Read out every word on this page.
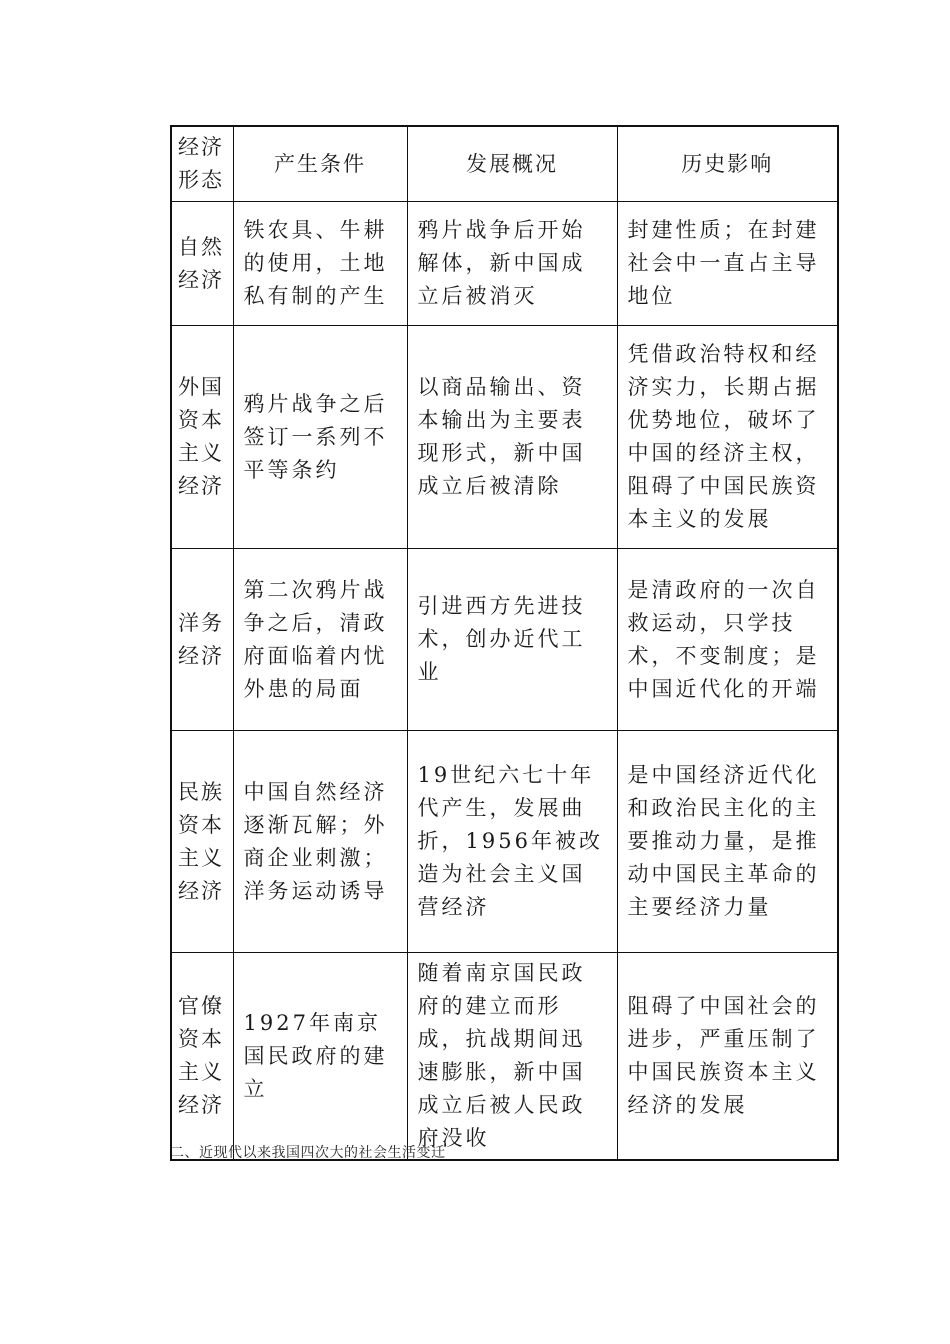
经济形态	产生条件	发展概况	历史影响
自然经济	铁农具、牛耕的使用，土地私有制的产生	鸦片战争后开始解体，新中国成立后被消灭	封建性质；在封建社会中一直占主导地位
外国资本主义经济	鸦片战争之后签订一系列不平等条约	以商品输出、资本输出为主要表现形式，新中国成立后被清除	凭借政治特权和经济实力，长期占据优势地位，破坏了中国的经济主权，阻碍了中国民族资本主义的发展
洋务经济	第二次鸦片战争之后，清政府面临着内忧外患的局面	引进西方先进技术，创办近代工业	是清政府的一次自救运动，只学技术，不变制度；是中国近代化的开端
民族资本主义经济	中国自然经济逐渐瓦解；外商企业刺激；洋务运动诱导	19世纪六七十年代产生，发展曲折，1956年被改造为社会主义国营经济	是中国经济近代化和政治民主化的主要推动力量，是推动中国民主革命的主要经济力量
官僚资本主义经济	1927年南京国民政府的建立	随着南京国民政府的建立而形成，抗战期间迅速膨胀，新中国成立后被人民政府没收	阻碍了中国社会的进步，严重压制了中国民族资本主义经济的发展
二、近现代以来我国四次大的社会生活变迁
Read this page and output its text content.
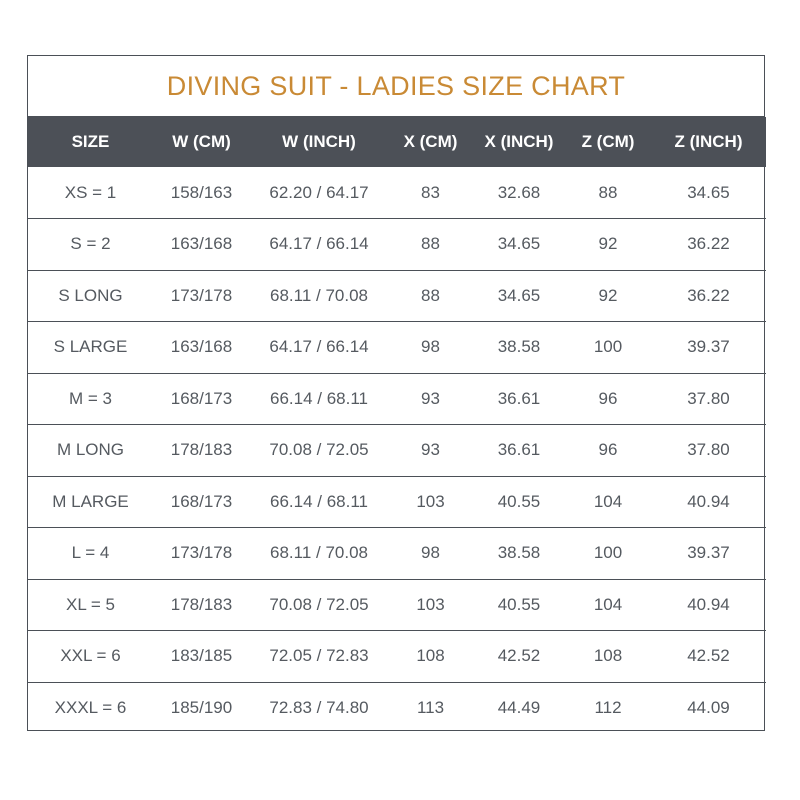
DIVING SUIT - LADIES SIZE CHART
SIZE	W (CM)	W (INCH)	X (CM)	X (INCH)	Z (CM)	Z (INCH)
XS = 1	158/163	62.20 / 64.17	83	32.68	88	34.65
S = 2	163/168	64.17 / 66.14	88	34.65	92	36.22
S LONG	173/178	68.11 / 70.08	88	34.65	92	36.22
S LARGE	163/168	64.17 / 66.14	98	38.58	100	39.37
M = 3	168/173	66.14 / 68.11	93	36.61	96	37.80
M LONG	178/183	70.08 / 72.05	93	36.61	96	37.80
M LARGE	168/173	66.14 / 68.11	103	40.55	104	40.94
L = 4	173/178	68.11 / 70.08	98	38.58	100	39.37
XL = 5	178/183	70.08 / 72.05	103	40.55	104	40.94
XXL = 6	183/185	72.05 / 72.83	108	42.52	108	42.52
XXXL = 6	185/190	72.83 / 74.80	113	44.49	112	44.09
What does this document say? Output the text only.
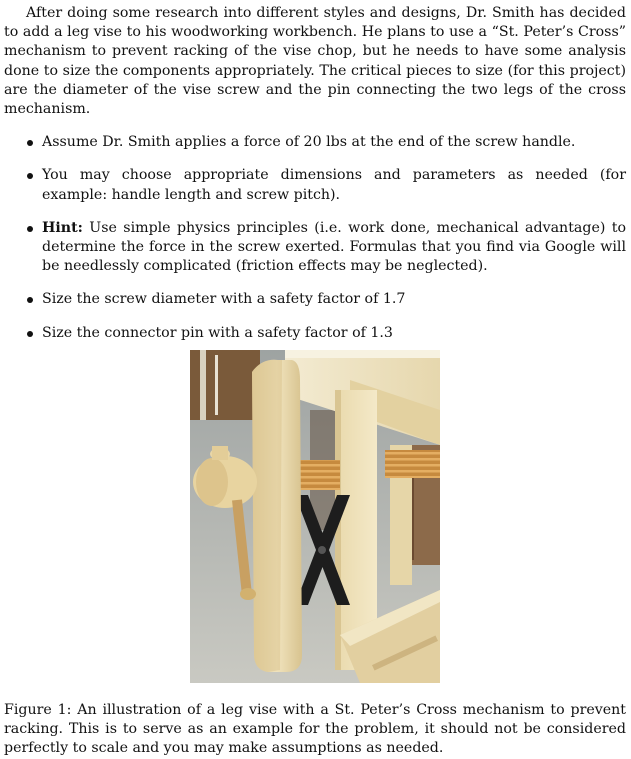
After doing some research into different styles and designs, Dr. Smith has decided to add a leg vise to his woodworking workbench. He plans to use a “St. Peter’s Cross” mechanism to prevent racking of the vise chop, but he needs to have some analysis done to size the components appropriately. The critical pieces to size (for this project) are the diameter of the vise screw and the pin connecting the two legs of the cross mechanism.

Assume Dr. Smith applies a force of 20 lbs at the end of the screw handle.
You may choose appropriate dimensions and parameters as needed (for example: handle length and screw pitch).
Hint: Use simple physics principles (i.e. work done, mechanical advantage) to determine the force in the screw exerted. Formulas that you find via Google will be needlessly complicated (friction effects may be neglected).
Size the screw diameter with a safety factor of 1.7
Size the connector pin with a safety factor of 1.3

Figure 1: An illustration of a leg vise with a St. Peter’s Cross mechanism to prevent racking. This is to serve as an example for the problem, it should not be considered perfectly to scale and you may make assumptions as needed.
...
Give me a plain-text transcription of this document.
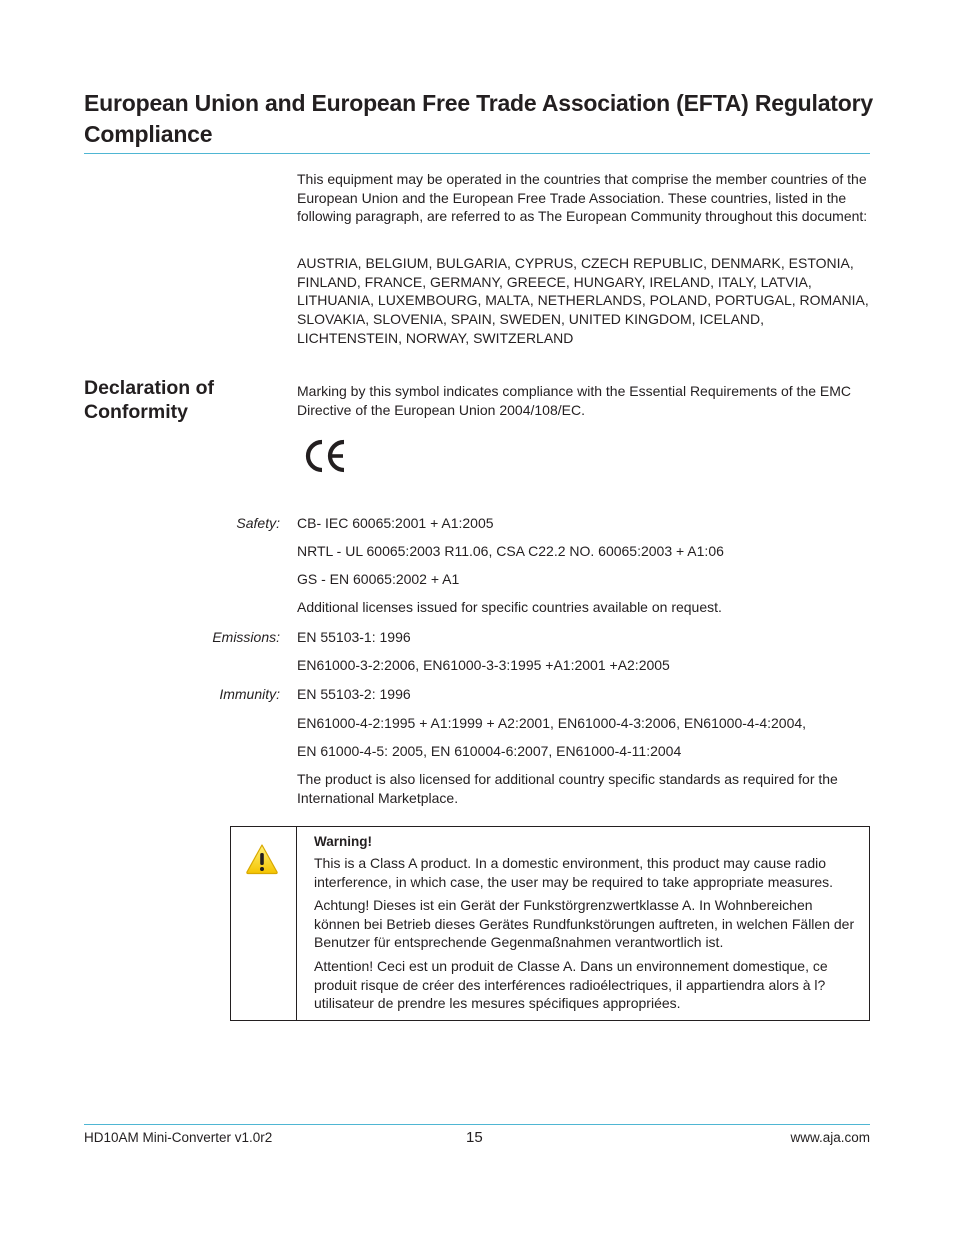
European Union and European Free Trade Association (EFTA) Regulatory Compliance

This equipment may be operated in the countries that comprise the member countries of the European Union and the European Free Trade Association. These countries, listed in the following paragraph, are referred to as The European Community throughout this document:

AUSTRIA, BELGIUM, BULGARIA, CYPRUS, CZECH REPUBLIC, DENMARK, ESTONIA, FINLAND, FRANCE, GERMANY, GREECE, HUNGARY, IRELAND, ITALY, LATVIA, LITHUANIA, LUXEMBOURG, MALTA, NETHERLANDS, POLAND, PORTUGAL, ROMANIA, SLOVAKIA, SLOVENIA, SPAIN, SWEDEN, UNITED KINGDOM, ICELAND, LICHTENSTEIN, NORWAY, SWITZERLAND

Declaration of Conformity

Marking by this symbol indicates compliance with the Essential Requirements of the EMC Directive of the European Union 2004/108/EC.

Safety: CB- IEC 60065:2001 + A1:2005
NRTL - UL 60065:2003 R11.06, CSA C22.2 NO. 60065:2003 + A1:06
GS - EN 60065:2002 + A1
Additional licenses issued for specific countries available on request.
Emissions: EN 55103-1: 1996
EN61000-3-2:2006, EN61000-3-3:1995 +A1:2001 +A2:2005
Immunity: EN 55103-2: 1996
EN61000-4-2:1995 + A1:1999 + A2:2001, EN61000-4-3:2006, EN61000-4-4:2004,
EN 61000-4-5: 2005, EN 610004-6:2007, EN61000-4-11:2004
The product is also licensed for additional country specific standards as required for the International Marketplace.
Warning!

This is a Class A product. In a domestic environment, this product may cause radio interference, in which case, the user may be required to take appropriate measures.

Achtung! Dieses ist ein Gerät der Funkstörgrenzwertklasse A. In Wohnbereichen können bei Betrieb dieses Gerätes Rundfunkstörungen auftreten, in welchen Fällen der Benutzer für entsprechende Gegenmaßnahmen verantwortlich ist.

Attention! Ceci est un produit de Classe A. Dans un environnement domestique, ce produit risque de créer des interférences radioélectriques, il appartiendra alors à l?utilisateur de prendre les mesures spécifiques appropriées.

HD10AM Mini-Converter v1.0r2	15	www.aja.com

▶ [Short exercise]
In the listing, find every line containing the word "example" and list it.

▶ [Exercise answer]
You may choose appropriate dimensions and parameters as needed (for example: handle length and screw pitch).
Figure 1: An illustration of a leg vise with a St. Peter’s Cross mechanism to prevent racking. This is to serve as an example for the problem, it should not be considered perfectly to scale and you may make assumptions as needed.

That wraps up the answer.